**The problem**
Locate the line that contains "What's the underlying". Copy it and every following line through the end of the records, exactly, and include nothing else.

**Data supplied**
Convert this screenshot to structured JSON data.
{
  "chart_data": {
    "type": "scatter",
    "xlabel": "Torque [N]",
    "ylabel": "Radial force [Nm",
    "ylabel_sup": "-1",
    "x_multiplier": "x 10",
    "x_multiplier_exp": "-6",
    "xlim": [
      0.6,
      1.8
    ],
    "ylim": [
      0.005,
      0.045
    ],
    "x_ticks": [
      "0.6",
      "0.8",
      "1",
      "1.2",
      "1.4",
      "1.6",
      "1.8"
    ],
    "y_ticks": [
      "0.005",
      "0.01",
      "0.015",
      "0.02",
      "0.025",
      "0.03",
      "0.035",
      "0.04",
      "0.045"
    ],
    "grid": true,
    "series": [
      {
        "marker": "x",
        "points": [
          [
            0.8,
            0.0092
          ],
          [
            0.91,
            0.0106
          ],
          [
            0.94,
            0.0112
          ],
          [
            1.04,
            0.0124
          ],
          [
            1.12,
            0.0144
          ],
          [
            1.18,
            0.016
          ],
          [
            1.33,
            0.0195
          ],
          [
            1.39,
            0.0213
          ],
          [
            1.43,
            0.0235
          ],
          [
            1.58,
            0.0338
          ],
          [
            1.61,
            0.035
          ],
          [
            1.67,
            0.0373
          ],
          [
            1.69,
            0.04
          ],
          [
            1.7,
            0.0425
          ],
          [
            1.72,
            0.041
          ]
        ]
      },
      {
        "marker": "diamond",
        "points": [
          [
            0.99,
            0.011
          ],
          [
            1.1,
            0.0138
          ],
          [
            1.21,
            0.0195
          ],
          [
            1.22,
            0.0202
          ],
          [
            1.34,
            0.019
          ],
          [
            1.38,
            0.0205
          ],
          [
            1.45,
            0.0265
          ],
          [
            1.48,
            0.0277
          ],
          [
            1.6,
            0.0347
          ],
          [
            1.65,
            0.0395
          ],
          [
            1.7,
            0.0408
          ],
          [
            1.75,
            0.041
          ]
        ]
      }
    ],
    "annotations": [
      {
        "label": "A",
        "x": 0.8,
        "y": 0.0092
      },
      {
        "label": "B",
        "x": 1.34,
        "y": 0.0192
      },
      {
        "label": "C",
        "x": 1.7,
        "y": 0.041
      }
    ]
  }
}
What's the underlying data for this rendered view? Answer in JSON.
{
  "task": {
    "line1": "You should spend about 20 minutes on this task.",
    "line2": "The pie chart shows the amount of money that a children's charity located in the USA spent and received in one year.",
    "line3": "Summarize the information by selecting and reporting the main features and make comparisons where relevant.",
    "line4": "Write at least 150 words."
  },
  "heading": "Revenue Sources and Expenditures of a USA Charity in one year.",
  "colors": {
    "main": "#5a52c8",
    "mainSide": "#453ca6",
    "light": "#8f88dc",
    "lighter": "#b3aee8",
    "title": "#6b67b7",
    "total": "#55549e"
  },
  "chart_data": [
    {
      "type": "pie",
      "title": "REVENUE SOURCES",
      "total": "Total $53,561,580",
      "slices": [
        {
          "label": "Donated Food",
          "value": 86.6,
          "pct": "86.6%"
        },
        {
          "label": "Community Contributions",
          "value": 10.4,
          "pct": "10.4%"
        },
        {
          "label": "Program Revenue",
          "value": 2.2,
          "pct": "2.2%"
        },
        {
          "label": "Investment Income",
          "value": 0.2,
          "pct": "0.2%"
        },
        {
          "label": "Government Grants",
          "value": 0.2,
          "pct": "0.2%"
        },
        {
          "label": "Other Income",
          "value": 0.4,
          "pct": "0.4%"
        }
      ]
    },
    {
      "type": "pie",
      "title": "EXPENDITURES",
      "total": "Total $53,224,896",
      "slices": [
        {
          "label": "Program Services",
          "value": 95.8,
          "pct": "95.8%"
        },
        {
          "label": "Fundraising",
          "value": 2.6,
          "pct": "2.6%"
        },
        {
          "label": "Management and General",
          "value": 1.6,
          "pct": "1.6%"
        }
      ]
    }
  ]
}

**Written solution**
What's the underlying data for this rendered view? Answer in JSON.
{
  "task": {
    "line1": "You should spend about 20 minutes on this task.",
    "line2": "The pie chart shows the amount of money that a children's charity located in the USA spent and received in one year.",
    "line3": "Summarize the information by selecting and reporting the main features and make comparisons where relevant.",
    "line4": "Write at least 150 words."
  },
  "heading": "Revenue Sources and Expenditures of a USA Charity in one year.",
  "colors": {
    "main": "#5a52c8",
    "mainSide": "#453ca6",
    "light": "#8f88dc",
    "lighter": "#b3aee8",
    "title": "#6b67b7",
    "total": "#55549e"
  },
  "chart_data": [
    {
      "type": "pie",
      "title": "REVENUE SOURCES",
      "total": "Total $53,561,580",
      "slices": [
        {
          "label": "Donated Food",
          "value": 86.6,
          "pct": "86.6%"
        },
        {
          "label": "Community Contributions",
          "value": 10.4,
          "pct": "10.4%"
        },
        {
          "label": "Program Revenue",
          "value": 2.2,
          "pct": "2.2%"
        },
        {
          "label": "Investment Income",
          "value": 0.2,
          "pct": "0.2%"
        },
        {
          "label": "Government Grants",
          "value": 0.2,
          "pct": "0.2%"
        },
        {
          "label": "Other Income",
          "value": 0.4,
          "pct": "0.4%"
        }
      ]
    },
    {
      "type": "pie",
      "title": "EXPENDITURES",
      "total": "Total $53,224,896",
      "slices": [
        {
          "label": "Program Services",
          "value": 95.8,
          "pct": "95.8%"
        },
        {
          "label": "Fundraising",
          "value": 2.6,
          "pct": "2.6%"
        },
        {
          "label": "Management and General",
          "value": 1.6,
          "pct": "1.6%"
        }
      ]
    }
  ]
}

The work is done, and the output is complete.